* Trecho citado *
• • • •

Na véspera dessa audiência, o editor do WikiLeaks, Kristinn Hrafnsson, havia reiterado que Assange era um “preso político”, sob um processo completamente viciado sob as normas do direito, e com Washington tendo planejado assassiná-lo pelo menos duas vezes e o tendo – e a seus advogados – espionado na embaixada do Equador.

Se a Alta Corte de Londres não tivesse feito essa meia volta, a extradição poderia ser uma questão de dias – ou horas – e a última esperança de Assange seria recorrer à Corte Europeia.

Fora a Alta Corte que passou por cima da decisão de primeira instância de recusa da extradição por considerar a vida de Assange em risco nos EUA e que permitiu que Washington apresentasse “garantias”, que não dera de início, sobre a não-execução de Assange e o direito à Primeira Emenda.

A Anistia Internacional já dissera que as “garantias” de Washington não valiam o papel em que foram escritas, dados os antecedentes de burla em casos anteriores e, no essencial, podiam ser retiradas a exclusivo critério dos EUA.

Além disso, o governo dos EUA não poderia dar tal “garantia”, já que a decisão sobre o direito à proteção da Primeira Emenda caberia a um tribunal federal e não ao Departamento de Justiça.

O que acabou levando os dois juízes, Jeremy Johnson e Victoria Sharp, a permitir que Assange lançasse um recurso formal de sua extradição por causa do que consideraram uma aparente violação da lei de extradição britânica, baseada na Convenção Europeia de Direitos Humanos, que exige que o país receptor permita a uma pessoa extraditada o direito à liberdade de expressão.

Como assinalou o editor do Consortium News, Joe Lauria, Johnson e Sharp não engoliram o complicado argumento do advogado atuando em nome dos EUA, James Lewis, sobre por que Washington deveria colocar as mãos em Assange, apesar de ser incapaz de garantir sua liberdade de expressão.

Os advogados de Assange, Fitzgerald e Mark Summers, apontaram que Lewis enganou o tribunal ao dizer que a garantia dos EUA permitiria que Assange confiasse na Primeira Emenda, quando, na verdade, dizia apenas que ele poderia “tentar confiar” nela. Eles também evidenciaram que a decisão caberia a um tribunal, não podendo, portanto, ser incluído em uma suposta “garantia”.

• • • •

* Dados fornecidos *
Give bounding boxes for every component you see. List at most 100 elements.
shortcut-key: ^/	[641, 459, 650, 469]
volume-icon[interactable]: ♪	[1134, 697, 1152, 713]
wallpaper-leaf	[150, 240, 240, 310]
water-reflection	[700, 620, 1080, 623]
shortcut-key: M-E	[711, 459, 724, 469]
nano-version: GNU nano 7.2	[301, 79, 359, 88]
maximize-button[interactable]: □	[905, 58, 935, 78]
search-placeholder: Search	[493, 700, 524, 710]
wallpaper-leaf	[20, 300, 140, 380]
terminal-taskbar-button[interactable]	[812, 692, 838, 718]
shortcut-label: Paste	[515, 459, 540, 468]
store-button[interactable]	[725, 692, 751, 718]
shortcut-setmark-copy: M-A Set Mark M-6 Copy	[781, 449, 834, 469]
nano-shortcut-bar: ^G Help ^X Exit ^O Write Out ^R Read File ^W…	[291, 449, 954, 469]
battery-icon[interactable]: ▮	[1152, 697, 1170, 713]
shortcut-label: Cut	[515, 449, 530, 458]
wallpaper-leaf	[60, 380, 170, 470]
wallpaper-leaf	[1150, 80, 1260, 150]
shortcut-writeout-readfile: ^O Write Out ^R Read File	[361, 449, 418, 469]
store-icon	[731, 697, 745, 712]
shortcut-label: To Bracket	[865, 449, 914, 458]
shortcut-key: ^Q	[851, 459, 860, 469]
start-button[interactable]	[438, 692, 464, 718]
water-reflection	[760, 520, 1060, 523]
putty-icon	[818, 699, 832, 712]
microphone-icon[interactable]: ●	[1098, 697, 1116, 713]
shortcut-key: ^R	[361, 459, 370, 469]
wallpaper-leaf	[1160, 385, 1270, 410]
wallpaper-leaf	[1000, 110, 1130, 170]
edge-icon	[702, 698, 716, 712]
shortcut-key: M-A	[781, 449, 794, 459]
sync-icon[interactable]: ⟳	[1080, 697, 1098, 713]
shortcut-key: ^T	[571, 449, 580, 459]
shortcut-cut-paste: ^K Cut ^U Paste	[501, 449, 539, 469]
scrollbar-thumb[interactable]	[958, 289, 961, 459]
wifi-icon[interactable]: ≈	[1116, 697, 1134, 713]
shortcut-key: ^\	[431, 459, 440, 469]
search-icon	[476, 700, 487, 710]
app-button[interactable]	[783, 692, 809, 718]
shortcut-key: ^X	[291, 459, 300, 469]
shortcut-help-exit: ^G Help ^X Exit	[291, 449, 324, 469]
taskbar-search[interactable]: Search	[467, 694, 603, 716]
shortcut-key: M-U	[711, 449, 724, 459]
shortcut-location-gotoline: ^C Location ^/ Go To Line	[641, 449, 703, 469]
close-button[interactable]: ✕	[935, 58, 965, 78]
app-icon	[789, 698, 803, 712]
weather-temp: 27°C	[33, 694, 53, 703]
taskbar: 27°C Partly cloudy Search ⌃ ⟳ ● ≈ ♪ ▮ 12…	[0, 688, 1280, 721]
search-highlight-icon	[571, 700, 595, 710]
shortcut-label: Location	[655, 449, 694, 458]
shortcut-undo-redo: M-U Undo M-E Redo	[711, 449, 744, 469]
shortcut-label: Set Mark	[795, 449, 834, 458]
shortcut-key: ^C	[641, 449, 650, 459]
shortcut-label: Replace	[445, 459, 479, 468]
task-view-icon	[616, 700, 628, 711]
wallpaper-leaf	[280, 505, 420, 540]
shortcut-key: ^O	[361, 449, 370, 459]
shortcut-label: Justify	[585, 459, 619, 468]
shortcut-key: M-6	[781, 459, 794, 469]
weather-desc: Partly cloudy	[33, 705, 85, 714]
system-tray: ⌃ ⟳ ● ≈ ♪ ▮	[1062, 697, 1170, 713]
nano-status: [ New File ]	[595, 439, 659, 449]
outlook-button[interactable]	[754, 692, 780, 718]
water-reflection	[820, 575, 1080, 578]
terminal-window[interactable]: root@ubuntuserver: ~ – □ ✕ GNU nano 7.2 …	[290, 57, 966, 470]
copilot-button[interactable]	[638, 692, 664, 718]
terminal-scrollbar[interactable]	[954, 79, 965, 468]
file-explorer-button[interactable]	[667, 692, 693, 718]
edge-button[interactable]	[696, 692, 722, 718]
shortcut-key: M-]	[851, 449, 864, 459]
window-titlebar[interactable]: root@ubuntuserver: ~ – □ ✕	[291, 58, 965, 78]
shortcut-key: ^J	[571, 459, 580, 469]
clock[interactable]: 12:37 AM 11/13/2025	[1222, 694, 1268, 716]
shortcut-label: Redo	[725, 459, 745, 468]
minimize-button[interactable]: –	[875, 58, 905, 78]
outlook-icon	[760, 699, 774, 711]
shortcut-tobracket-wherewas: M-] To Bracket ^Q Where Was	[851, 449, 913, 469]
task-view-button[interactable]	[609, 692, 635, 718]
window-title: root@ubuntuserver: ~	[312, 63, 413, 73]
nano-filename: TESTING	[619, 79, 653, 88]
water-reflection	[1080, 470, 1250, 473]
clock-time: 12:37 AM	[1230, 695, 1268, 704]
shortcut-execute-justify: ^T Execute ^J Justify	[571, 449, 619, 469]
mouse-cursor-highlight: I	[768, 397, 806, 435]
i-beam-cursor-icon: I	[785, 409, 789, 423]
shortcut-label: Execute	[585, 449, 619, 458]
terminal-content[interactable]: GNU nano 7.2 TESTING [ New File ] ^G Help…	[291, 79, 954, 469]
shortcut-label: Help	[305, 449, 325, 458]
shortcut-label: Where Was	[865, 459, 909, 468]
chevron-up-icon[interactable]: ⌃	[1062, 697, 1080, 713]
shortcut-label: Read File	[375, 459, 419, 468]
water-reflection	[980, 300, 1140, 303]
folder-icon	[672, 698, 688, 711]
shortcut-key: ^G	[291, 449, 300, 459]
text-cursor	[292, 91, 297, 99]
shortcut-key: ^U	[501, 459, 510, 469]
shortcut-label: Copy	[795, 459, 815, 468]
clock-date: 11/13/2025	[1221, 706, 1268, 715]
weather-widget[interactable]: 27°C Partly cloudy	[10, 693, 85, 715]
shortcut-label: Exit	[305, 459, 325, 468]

• • • •

* Exercícios *
1. Devolva, sem nenhuma alteração, a parte do texto sobre a extradição de Assange que vai de "Além disso, o" até "sua liberdade de expressão.", inclusive.
2. Como seguiria o texto sobre a extradição de Assange depois da sua última frase? Escreva a continuação.

* Respostas esperadas *
1.
Além disso, o governo dos EUA não poderia dar tal “garantia”, já que a decisão sobre o direito à proteção da Primeira Emenda caberia a um tribunal federal e não ao Departamento de Justiça.

O que acabou levando os dois juízes, Jeremy Johnson e Victoria Sharp, a permitir que Assange lançasse um recurso formal de sua extradição por causa do que consideraram uma aparente violação da lei de extradição britânica, baseada na Convenção Europeia de Direitos Humanos, que exige que o país receptor permita a uma pessoa extraditada o direito à liberdade de expressão.

Como assinalou o editor do Consortium News, Joe Lauria, Johnson e Sharp não engoliram o complicado argumento do advogado atuando em nome dos EUA, James Lewis, sobre por que Washington deveria colocar as mãos em Assange, apesar de ser incapaz de garantir sua liberdade de expressão.

2.
Outra contestação havia sido antecipada, pela ex-presidente do Sindicato Nacional dos Advogados, Marjorie Cohn, em entrevista ao Consortium News.

A Lei de Extradição EUA-Reino Unido “proíbe a extradição se um indivíduo puder ser prejudicado devido à sua nacionalidade e devido à centralidade da Primeira Emenda para sua defesa”, disse Cohn ao CNN Live! no mês passado. “Se ele não tiver permissão para confiar na Primeira Emenda por causa de sua condição de cidadão estrangeiro, ele será prejudicado, potencialmente muito prejudicado em razão de sua nacionalidade.”

Assange afirma que, se receber direitos da Primeira Emenda, “a acusação será interrompida”, disse Cohn. “A Primeira Emenda é, portanto, de importância central para sua defesa.”

“Se ele tem o direito à liberdade de expressão, então o que ele fez, o que ele é acusado de fazer, não violaria a lei”, acrescentou.

Além disso, o procurador assistente dos EUA, Gordon Kromberg, que está processando Assange, não só não indicou que não apresentaria uma moção contra ele no tribunal quanto ao direito à Primeira Emenda, como disse explicitamente que Assange não é dos EUA. Os cidadãos não têm direitos da Primeira Emenda nos EUA por atos cometidos no exterior.

Ainda não foi definida uma data para o início do apelo de Assange. O editor do Consortium News considerou a decisão uma vitória da supremacia do direito europeu quando se trata a liberdade de expressão, mas não se furtou a registrar o que descreveu como lado amargo.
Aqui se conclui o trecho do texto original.